[begin INPUT ROWS]
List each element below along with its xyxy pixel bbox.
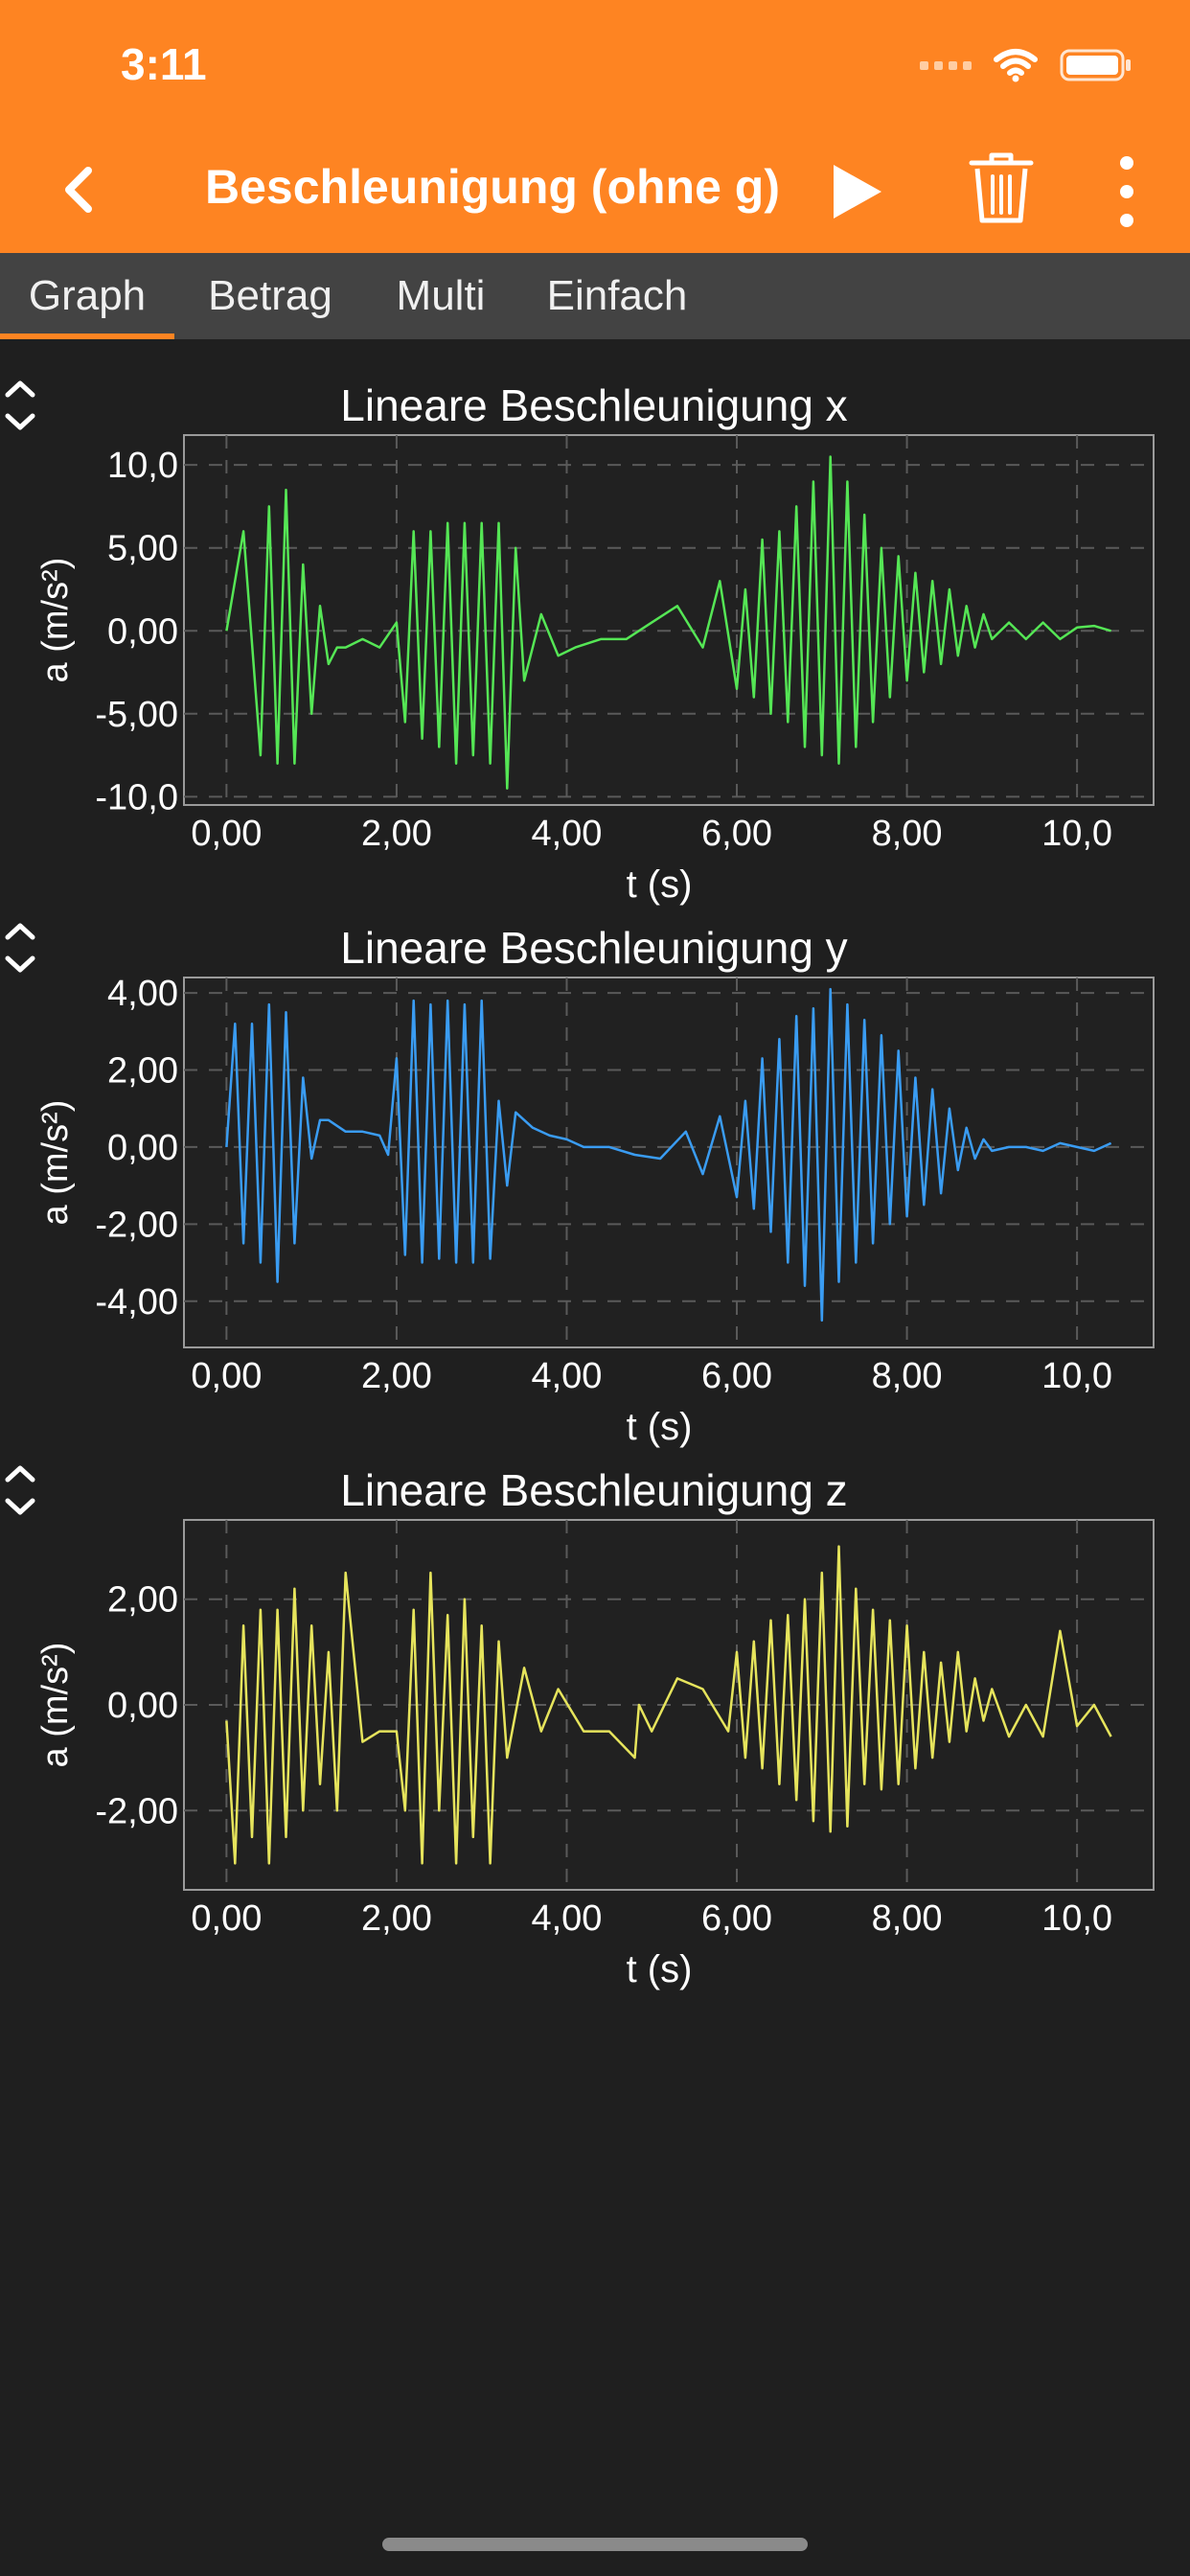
x-tick-label: 8,00 bbox=[872, 1898, 943, 1939]
more-options-button[interactable] bbox=[1111, 153, 1142, 230]
x-tick-label: 4,00 bbox=[531, 814, 602, 854]
y-axis-label: a (m/s²) bbox=[35, 1643, 76, 1768]
x-tick-label: 4,00 bbox=[531, 1356, 602, 1396]
y-tick-label: 10,0 bbox=[107, 446, 178, 486]
plot-frame bbox=[183, 434, 1155, 806]
tab-betrag[interactable]: Betrag bbox=[208, 272, 332, 319]
play-button[interactable] bbox=[826, 159, 887, 224]
x-tick-label: 10,0 bbox=[1041, 814, 1112, 854]
x-tick-label: 8,00 bbox=[872, 814, 943, 854]
x-tick-label: 6,00 bbox=[701, 1898, 772, 1939]
battery-icon bbox=[1060, 49, 1131, 81]
y-axis-label: a (m/s²) bbox=[35, 558, 76, 683]
x-tick-label: 2,00 bbox=[361, 1356, 432, 1396]
wifi-icon bbox=[994, 49, 1038, 82]
signal-icon bbox=[920, 60, 972, 70]
y-tick-label: -2,00 bbox=[95, 1205, 178, 1245]
status-time: 3:11 bbox=[121, 39, 207, 89]
chart-acceleration-x: Lineare Beschleunigung x 0,00 2,00 4,00 6,0… bbox=[0, 374, 1190, 916]
y-tick-label: 5,00 bbox=[107, 529, 178, 569]
trash-button[interactable] bbox=[968, 150, 1035, 226]
chart-plot: 0,00 2,00 4,00 6,00 8,00 10,0 4,00 2,00 0,00 -2,0… bbox=[35, 974, 1155, 1448]
chart-plot: 0,00 2,00 4,00 6,00 8,00 10,0 10,0 5,00 0,00 -5,0… bbox=[35, 434, 1155, 906]
x-tick-label: 8,00 bbox=[872, 1356, 943, 1396]
x-axis-label: t (s) bbox=[627, 1406, 693, 1448]
x-tick-label: 10,0 bbox=[1041, 1356, 1112, 1396]
y-tick-label: -10,0 bbox=[95, 777, 178, 817]
tab-graph[interactable]: Graph bbox=[0, 253, 174, 339]
page-title: Beschleunigung (ohne g) bbox=[205, 160, 780, 214]
chart-acceleration-z: Lineare Beschleunigung z 0,00 2,00 4,00 6,0… bbox=[0, 1459, 1190, 2001]
y-axis-label: a (m/s²) bbox=[35, 1100, 76, 1226]
tab-bar: Graph Betrag Multi Einfach bbox=[0, 253, 1190, 339]
x-tick-label: 2,00 bbox=[361, 814, 432, 854]
y-tick-label: -4,00 bbox=[95, 1282, 178, 1322]
app-bar: 3:11 Beschleunigung (ohne g) bbox=[0, 0, 1190, 253]
plot-frame bbox=[183, 977, 1155, 1348]
tab-einfach[interactable]: Einfach bbox=[546, 272, 688, 319]
status-icons bbox=[920, 46, 1133, 84]
series-line bbox=[225, 1545, 1112, 1865]
y-tick-label: -5,00 bbox=[95, 695, 178, 735]
tab-multi[interactable]: Multi bbox=[396, 272, 486, 319]
x-axis-label: t (s) bbox=[627, 863, 693, 906]
x-tick-label: 0,00 bbox=[191, 1356, 262, 1396]
chart-title: Lineare Beschleunigung z bbox=[340, 1465, 848, 1515]
y-tick-label: 2,00 bbox=[107, 1051, 178, 1092]
back-button[interactable] bbox=[50, 155, 107, 224]
y-tick-label: 2,00 bbox=[107, 1580, 178, 1621]
x-tick-label: 6,00 bbox=[701, 1356, 772, 1396]
y-tick-label: 0,00 bbox=[107, 1128, 178, 1168]
chart-title: Lineare Beschleunigung x bbox=[340, 380, 848, 430]
chart-acceleration-y: Lineare Beschleunigung y 0,00 2,00 4,00 6,0… bbox=[0, 916, 1190, 1459]
x-tick-label: 0,00 bbox=[191, 814, 262, 854]
series-line bbox=[225, 987, 1112, 1322]
y-tick-label: -2,00 bbox=[95, 1791, 178, 1831]
chevron-up-down-icon[interactable] bbox=[0, 916, 40, 979]
y-tick-label: 0,00 bbox=[107, 1686, 178, 1726]
x-tick-label: 4,00 bbox=[531, 1898, 602, 1939]
chart-title: Lineare Beschleunigung y bbox=[340, 923, 848, 973]
chevron-up-down-icon[interactable] bbox=[0, 374, 40, 437]
x-tick-label: 0,00 bbox=[191, 1898, 262, 1939]
chart-plot: 0,00 2,00 4,00 6,00 8,00 10,0 2,00 0,00 -2,00 t (… bbox=[35, 1519, 1155, 1990]
x-tick-label: 6,00 bbox=[701, 814, 772, 854]
x-tick-label: 2,00 bbox=[361, 1898, 432, 1939]
x-tick-label: 10,0 bbox=[1041, 1898, 1112, 1939]
y-tick-label: 0,00 bbox=[107, 611, 178, 652]
x-axis-label: t (s) bbox=[627, 1948, 693, 1990]
chevron-up-down-icon[interactable] bbox=[0, 1459, 40, 1522]
series-line bbox=[225, 455, 1111, 790]
home-indicator[interactable] bbox=[382, 2538, 808, 2551]
y-tick-label: 4,00 bbox=[107, 974, 178, 1014]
[end INPUT ROWS]
◆ **EXERCISE**:
Copy out the records above line for line, without the pictures.

◆ **ANSWER TO THIS EXERCISE**:
List each element below along with its xyxy pixel bbox.
x-tick-label: 8,00 bbox=[872, 1898, 943, 1939]
more-options-button[interactable] bbox=[1111, 153, 1142, 230]
x-tick-label: 4,00 bbox=[531, 814, 602, 854]
y-axis-label: a (m/s²) bbox=[35, 1643, 76, 1768]
x-tick-label: 4,00 bbox=[531, 1356, 602, 1396]
y-tick-label: 10,0 bbox=[107, 446, 178, 486]
plot-frame bbox=[183, 434, 1155, 806]
tab-betrag[interactable]: Betrag bbox=[208, 272, 332, 319]
play-button[interactable] bbox=[826, 159, 887, 224]
x-tick-label: 10,0 bbox=[1041, 814, 1112, 854]
x-tick-label: 8,00 bbox=[872, 814, 943, 854]
x-tick-label: 6,00 bbox=[701, 1898, 772, 1939]
battery-icon bbox=[1060, 49, 1131, 81]
y-axis-label: a (m/s²) bbox=[35, 558, 76, 683]
x-tick-label: 2,00 bbox=[361, 1356, 432, 1396]
wifi-icon bbox=[994, 49, 1038, 82]
signal-icon bbox=[920, 60, 972, 70]
y-tick-label: -2,00 bbox=[95, 1205, 178, 1245]
status-time: 3:11 bbox=[121, 39, 207, 89]
chart-acceleration-x: Lineare Beschleunigung x 0,00 2,00 4,00 6,0… bbox=[0, 374, 1190, 916]
y-tick-label: 5,00 bbox=[107, 529, 178, 569]
trash-button[interactable] bbox=[968, 150, 1035, 226]
chart-plot: 0,00 2,00 4,00 6,00 8,00 10,0 4,00 2,00 0,00 -2,0… bbox=[35, 974, 1155, 1448]
chart-plot: 0,00 2,00 4,00 6,00 8,00 10,0 10,0 5,00 0,00 -5,0… bbox=[35, 434, 1155, 906]
x-tick-label: 8,00 bbox=[872, 1356, 943, 1396]
x-axis-label: t (s) bbox=[627, 1406, 693, 1448]
x-tick-label: 10,0 bbox=[1041, 1356, 1112, 1396]
y-tick-label: -10,0 bbox=[95, 777, 178, 817]
tab-graph[interactable]: Graph bbox=[0, 253, 174, 339]
page-title: Beschleunigung (ohne g) bbox=[205, 160, 780, 214]
chart-acceleration-z: Lineare Beschleunigung z 0,00 2,00 4,00 6,0… bbox=[0, 1459, 1190, 2001]
y-axis-label: a (m/s²) bbox=[35, 1100, 76, 1226]
tab-bar: Graph Betrag Multi Einfach bbox=[0, 253, 1190, 339]
x-tick-label: 2,00 bbox=[361, 814, 432, 854]
y-tick-label: -4,00 bbox=[95, 1282, 178, 1322]
app-bar: 3:11 Beschleunigung (ohne g) bbox=[0, 0, 1190, 253]
plot-frame bbox=[183, 977, 1155, 1348]
tab-einfach[interactable]: Einfach bbox=[546, 272, 688, 319]
status-icons bbox=[920, 46, 1133, 84]
series-line bbox=[225, 1545, 1112, 1865]
y-tick-label: -5,00 bbox=[95, 695, 178, 735]
tab-multi[interactable]: Multi bbox=[396, 272, 486, 319]
x-axis-label: t (s) bbox=[627, 863, 693, 906]
x-tick-label: 0,00 bbox=[191, 1356, 262, 1396]
chart-title: Lineare Beschleunigung z bbox=[340, 1465, 848, 1515]
y-tick-label: 2,00 bbox=[107, 1051, 178, 1092]
back-button[interactable] bbox=[50, 155, 107, 224]
y-tick-label: 2,00 bbox=[107, 1580, 178, 1621]
x-tick-label: 6,00 bbox=[701, 1356, 772, 1396]
y-tick-label: 0,00 bbox=[107, 1128, 178, 1168]
chart-title: Lineare Beschleunigung x bbox=[340, 380, 848, 430]
chart-acceleration-y: Lineare Beschleunigung y 0,00 2,00 4,00 6,0… bbox=[0, 916, 1190, 1459]
x-tick-label: 0,00 bbox=[191, 814, 262, 854]
series-line bbox=[225, 987, 1112, 1322]
y-tick-label: -2,00 bbox=[95, 1791, 178, 1831]
chevron-up-down-icon[interactable] bbox=[0, 916, 40, 979]
y-tick-label: 0,00 bbox=[107, 1686, 178, 1726]
x-tick-label: 4,00 bbox=[531, 1898, 602, 1939]
chart-title: Lineare Beschleunigung y bbox=[340, 923, 848, 973]
chevron-up-down-icon[interactable] bbox=[0, 374, 40, 437]
x-tick-label: 0,00 bbox=[191, 1898, 262, 1939]
chart-plot: 0,00 2,00 4,00 6,00 8,00 10,0 2,00 0,00 -2,00 t (… bbox=[35, 1519, 1155, 1990]
x-tick-label: 6,00 bbox=[701, 814, 772, 854]
x-tick-label: 2,00 bbox=[361, 1898, 432, 1939]
x-tick-label: 10,0 bbox=[1041, 1898, 1112, 1939]
y-tick-label: 0,00 bbox=[107, 611, 178, 652]
x-axis-label: t (s) bbox=[627, 1948, 693, 1990]
chevron-up-down-icon[interactable] bbox=[0, 1459, 40, 1522]
series-line bbox=[225, 455, 1111, 790]
home-indicator[interactable] bbox=[382, 2538, 808, 2551]
y-tick-label: 4,00 bbox=[107, 974, 178, 1014]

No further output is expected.